### Aim of the task
Repeat, word for word, every line from the line holding "Output a JSON" through the final line of the entries below. Skip all pictures.

### Information given

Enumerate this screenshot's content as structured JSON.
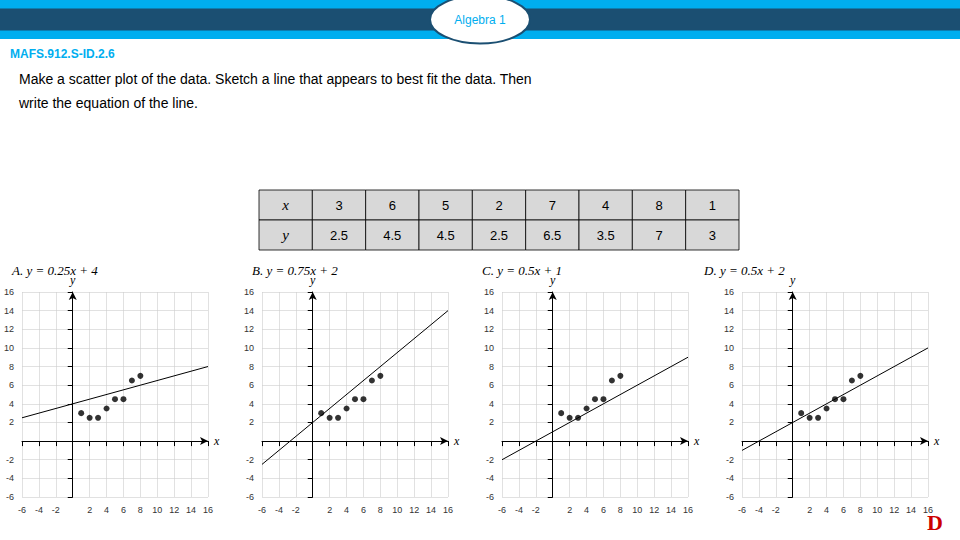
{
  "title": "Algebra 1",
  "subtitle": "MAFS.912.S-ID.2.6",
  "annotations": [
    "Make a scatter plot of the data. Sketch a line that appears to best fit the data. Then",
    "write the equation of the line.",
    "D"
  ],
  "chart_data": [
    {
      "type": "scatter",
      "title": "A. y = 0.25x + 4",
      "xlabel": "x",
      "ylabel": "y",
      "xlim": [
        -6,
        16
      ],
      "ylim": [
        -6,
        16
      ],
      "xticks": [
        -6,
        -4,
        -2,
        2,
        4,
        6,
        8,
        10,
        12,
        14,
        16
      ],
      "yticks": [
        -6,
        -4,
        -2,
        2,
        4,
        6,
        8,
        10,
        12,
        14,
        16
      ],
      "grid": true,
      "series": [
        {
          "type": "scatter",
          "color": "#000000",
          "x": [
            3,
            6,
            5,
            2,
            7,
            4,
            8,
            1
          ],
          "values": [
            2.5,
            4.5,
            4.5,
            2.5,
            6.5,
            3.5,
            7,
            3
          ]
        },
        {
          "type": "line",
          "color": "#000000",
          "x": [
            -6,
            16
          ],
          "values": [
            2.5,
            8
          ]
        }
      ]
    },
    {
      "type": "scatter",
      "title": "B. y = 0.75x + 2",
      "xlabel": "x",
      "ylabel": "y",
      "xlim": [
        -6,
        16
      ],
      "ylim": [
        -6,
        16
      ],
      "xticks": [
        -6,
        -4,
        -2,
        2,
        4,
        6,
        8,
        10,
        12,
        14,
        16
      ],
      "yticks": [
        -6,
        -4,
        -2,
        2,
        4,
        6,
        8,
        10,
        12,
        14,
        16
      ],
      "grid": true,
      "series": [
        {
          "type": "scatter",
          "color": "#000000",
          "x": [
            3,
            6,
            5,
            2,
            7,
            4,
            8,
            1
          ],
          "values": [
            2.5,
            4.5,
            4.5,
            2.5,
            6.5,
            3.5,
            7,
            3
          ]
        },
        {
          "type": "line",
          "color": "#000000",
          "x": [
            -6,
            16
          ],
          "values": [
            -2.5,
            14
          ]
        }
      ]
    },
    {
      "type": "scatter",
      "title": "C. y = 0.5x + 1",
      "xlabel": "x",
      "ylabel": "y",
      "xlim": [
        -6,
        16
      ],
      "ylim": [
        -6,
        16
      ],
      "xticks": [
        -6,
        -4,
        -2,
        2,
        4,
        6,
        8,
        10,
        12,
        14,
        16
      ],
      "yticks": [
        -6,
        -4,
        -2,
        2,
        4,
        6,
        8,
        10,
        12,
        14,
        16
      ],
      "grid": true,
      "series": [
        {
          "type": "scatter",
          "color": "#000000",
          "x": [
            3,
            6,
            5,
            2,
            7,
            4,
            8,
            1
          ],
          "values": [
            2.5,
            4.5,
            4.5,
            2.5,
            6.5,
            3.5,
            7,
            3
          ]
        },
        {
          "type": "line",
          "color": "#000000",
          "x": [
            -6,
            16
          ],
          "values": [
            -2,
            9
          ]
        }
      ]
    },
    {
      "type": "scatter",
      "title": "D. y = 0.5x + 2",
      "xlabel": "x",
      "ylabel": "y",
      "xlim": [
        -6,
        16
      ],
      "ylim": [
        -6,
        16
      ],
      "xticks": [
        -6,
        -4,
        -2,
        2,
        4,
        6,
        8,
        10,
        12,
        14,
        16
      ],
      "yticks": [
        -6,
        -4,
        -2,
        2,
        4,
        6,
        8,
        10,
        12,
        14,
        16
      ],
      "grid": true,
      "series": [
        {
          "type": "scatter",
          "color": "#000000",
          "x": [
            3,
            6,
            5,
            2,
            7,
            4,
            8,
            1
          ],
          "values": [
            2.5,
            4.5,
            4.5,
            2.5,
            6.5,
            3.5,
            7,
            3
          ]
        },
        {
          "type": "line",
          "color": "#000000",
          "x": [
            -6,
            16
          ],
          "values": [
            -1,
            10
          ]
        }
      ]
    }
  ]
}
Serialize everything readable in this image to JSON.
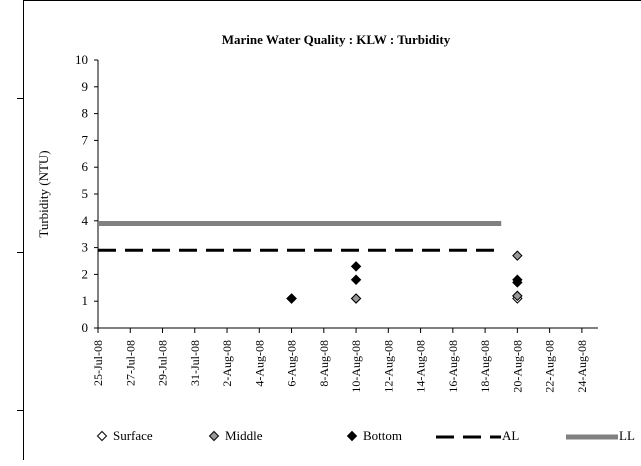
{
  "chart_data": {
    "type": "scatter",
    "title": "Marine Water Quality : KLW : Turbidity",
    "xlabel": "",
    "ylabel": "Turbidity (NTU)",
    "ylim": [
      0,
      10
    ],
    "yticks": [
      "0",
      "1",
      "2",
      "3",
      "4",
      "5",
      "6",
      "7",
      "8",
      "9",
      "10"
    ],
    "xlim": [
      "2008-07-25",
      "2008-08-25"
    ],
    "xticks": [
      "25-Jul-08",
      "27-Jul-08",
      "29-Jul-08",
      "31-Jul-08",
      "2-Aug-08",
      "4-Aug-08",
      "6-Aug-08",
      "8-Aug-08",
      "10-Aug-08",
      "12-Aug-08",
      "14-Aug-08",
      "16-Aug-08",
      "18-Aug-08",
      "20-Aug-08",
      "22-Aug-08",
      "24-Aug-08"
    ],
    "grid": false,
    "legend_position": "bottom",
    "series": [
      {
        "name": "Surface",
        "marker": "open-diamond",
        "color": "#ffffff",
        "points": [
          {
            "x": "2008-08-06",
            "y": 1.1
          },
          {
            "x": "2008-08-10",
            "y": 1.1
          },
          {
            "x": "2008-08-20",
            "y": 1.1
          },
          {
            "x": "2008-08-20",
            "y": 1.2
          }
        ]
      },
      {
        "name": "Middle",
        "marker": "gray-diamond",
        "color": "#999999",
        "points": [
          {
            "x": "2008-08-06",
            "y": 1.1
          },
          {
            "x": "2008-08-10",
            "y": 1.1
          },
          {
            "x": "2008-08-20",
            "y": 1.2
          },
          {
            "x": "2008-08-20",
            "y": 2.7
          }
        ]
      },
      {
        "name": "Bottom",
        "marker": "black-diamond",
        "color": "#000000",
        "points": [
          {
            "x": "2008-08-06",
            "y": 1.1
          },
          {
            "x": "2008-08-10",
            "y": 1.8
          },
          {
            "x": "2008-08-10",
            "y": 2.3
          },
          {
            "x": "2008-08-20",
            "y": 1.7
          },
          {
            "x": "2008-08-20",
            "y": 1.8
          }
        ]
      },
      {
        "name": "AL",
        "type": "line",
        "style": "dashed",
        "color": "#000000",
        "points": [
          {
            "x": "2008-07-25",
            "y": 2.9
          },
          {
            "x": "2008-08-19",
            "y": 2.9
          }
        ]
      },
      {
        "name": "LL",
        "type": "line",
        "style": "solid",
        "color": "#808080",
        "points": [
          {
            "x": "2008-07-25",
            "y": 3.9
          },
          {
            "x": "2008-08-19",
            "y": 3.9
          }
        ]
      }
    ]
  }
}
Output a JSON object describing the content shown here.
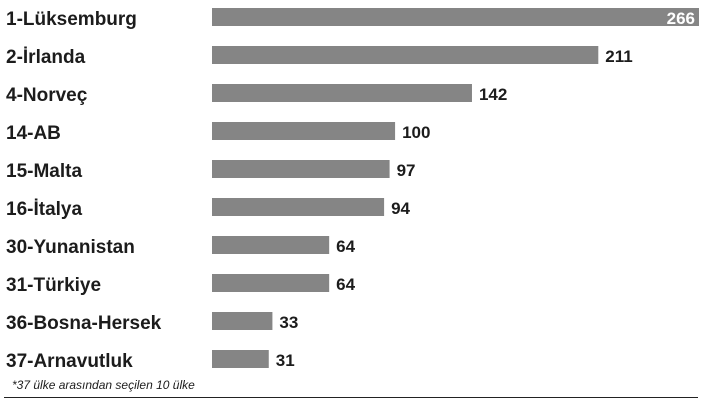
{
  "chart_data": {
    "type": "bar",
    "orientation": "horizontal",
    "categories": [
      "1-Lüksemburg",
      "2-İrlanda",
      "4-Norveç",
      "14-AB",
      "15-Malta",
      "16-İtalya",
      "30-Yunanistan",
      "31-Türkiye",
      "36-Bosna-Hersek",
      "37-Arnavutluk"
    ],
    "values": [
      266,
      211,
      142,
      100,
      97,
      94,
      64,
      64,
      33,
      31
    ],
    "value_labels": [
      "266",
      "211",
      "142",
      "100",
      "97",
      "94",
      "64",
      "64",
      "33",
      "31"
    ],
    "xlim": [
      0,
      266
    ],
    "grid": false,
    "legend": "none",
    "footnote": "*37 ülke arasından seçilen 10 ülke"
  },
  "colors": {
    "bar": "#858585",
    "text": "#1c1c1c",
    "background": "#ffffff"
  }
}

### Final result
Output a JSON object describing the content shown here.
{
  "chart_data": {
    "type": "bar",
    "orientation": "horizontal",
    "categories": [
      "1-Lüksemburg",
      "2-İrlanda",
      "4-Norveç",
      "14-AB",
      "15-Malta",
      "16-İtalya",
      "30-Yunanistan",
      "31-Türkiye",
      "36-Bosna-Hersek",
      "37-Arnavutluk"
    ],
    "values": [
      266,
      211,
      142,
      100,
      97,
      94,
      64,
      64,
      33,
      31
    ],
    "value_labels": [
      "266",
      "211",
      "142",
      "100",
      "97",
      "94",
      "64",
      "64",
      "33",
      "31"
    ],
    "xlim": [
      0,
      266
    ],
    "grid": false,
    "legend": "none",
    "footnote": "*37 ülke arasından seçilen 10 ülke"
  },
  "colors": {
    "bar": "#858585",
    "text": "#1c1c1c",
    "background": "#ffffff"
  }
}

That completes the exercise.